● **What to produce**:
Find every line with the word "TOILET". Copy those lines.

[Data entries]
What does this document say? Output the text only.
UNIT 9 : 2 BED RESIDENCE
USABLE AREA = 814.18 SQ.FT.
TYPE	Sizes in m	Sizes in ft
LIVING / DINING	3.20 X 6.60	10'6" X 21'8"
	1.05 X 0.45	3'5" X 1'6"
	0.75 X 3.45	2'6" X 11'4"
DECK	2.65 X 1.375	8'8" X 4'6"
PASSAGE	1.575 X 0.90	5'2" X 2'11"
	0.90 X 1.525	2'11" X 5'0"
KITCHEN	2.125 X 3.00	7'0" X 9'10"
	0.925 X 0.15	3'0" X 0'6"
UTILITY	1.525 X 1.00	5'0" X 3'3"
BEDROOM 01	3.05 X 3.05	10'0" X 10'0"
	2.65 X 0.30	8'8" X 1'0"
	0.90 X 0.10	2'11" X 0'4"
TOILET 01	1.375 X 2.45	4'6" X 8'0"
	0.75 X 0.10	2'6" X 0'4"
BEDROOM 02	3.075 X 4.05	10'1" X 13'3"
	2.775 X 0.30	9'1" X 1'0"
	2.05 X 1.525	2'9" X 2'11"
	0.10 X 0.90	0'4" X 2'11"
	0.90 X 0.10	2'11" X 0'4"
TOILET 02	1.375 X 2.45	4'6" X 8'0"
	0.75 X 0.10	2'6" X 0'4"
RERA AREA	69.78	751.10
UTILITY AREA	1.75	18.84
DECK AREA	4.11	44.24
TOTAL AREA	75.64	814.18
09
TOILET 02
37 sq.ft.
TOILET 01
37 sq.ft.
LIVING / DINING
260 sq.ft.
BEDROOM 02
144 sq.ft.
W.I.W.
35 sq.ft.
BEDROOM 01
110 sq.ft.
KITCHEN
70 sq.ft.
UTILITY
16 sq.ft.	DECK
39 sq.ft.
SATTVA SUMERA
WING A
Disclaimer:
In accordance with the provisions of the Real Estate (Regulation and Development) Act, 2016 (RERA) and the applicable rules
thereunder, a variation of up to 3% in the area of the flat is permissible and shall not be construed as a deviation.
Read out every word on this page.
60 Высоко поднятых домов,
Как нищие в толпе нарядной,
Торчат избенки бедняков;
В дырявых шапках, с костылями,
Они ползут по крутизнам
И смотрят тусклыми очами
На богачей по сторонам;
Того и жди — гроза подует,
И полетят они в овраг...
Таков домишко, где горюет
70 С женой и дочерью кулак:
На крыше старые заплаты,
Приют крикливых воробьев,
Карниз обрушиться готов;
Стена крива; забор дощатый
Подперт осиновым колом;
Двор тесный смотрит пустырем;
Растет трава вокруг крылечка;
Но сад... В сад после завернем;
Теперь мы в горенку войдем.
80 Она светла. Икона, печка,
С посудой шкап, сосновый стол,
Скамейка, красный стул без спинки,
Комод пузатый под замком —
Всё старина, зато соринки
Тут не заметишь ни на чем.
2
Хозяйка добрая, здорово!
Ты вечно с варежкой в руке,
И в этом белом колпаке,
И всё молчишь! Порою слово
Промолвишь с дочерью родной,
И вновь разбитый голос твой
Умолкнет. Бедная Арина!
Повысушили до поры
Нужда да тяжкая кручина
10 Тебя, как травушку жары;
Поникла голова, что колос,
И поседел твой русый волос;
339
==
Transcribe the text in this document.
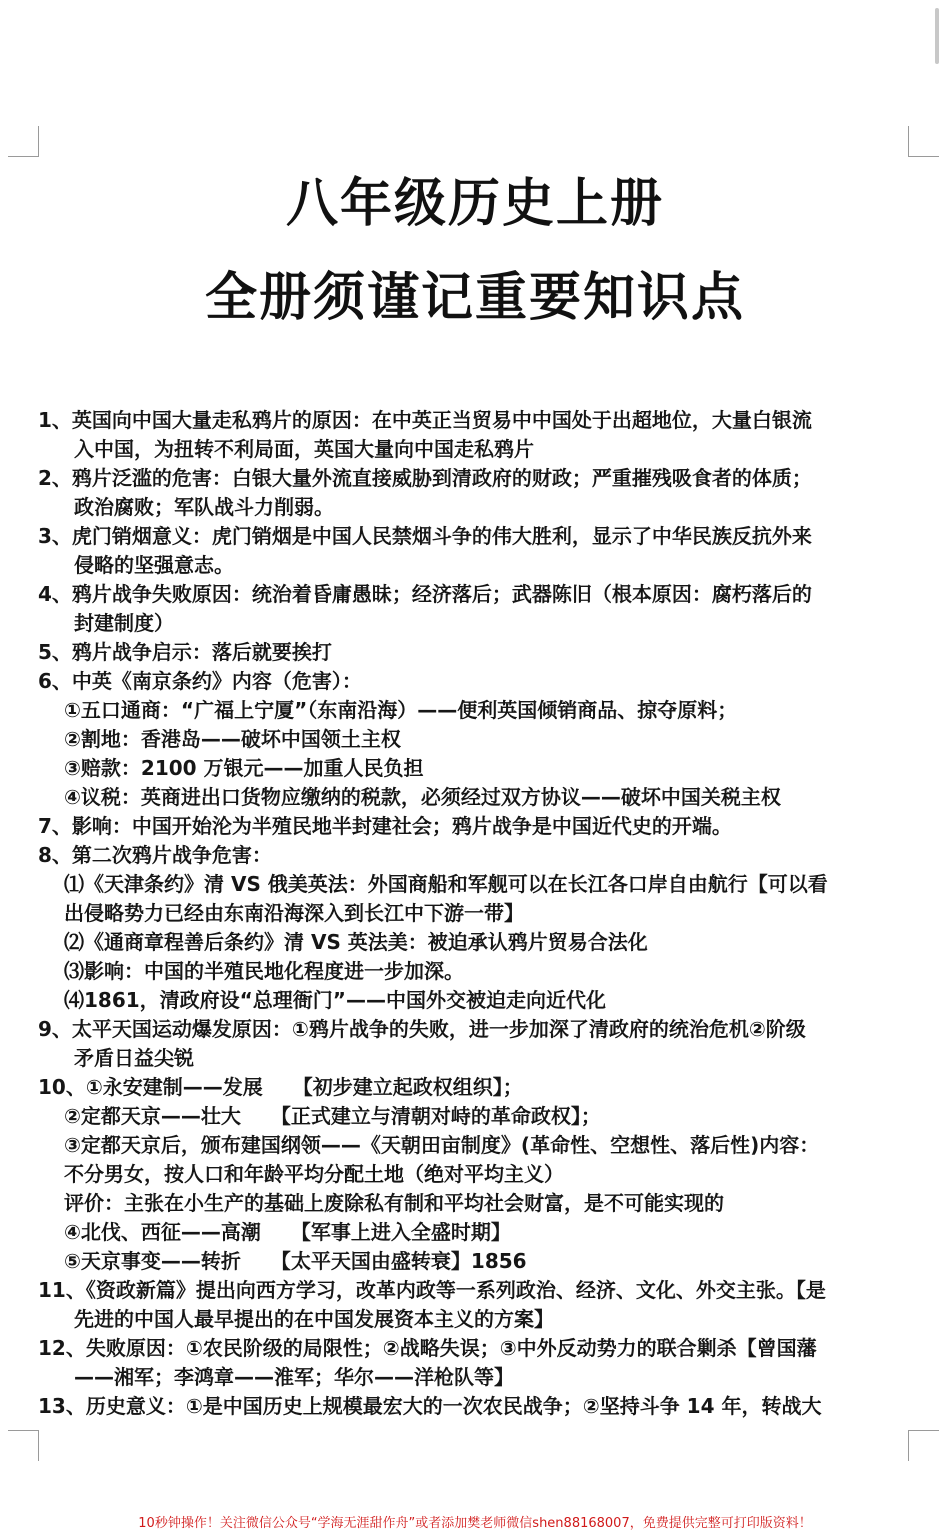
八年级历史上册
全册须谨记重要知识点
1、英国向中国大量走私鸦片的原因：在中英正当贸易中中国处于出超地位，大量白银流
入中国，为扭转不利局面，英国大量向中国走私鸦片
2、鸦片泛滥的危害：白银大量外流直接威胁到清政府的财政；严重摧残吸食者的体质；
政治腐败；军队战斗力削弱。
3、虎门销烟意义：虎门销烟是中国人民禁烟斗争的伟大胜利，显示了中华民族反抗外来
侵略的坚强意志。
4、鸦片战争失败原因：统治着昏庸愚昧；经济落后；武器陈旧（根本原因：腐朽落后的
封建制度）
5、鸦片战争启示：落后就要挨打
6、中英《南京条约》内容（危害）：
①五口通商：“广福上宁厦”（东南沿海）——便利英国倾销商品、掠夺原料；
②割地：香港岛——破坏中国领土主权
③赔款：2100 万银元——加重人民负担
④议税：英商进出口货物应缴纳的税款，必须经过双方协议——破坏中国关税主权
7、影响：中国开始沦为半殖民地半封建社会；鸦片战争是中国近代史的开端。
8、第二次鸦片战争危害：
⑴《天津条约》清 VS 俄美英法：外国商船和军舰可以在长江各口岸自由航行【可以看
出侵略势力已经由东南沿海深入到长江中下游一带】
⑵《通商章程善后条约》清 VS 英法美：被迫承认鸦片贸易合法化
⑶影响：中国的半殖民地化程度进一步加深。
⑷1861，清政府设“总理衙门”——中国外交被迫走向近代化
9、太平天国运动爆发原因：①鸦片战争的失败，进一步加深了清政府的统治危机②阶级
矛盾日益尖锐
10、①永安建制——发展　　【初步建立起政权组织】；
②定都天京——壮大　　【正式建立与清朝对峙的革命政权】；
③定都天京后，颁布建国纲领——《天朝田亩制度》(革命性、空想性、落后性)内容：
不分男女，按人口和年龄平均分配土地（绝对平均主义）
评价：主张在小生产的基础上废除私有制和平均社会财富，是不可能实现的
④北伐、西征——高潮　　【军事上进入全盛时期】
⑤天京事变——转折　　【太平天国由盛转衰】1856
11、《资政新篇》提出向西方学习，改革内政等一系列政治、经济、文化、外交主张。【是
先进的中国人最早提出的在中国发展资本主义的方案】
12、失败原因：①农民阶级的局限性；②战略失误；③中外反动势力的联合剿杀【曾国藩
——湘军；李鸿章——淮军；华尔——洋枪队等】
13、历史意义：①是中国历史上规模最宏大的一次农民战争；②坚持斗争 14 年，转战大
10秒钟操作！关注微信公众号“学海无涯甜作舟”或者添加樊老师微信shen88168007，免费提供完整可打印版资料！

● **Exercise output**:
TOILET 01	1.375 X 2.45	4'6" X 8'0"
TOILET 02	1.375 X 2.45	4'6" X 8'0"
TOILET 02
TOILET 01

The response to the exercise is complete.